--- start RECORDS SHOWN ---
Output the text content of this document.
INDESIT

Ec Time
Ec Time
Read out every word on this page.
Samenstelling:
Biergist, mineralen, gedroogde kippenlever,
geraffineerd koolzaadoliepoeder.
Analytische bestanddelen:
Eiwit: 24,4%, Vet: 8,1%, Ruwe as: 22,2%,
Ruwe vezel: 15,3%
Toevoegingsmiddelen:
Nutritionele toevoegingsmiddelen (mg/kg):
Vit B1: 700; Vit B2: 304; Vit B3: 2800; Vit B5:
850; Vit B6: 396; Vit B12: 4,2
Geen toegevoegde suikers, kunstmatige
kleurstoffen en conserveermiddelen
--- end RECORDS SHOWN ---
(SHORT PROBLEM) Retype the listing. Match it exactly.

(TASK RESULT)
Output the text content of this document.
INDESIT

Ec Time
Ec Time
Read out every word on this page.
Samenstelling:
Biergist, mineralen, gedroogde kippenlever,
geraffineerd koolzaadoliepoeder.
Analytische bestanddelen:
Eiwit: 24,4%, Vet: 8,1%, Ruwe as: 22,2%,
Ruwe vezel: 15,3%
Toevoegingsmiddelen:
Nutritionele toevoegingsmiddelen (mg/kg):
Vit B1: 700; Vit B2: 304; Vit B3: 2800; Vit B5:
850; Vit B6: 396; Vit B12: 4,2
Geen toegevoegde suikers, kunstmatige
kleurstoffen en conserveermiddelen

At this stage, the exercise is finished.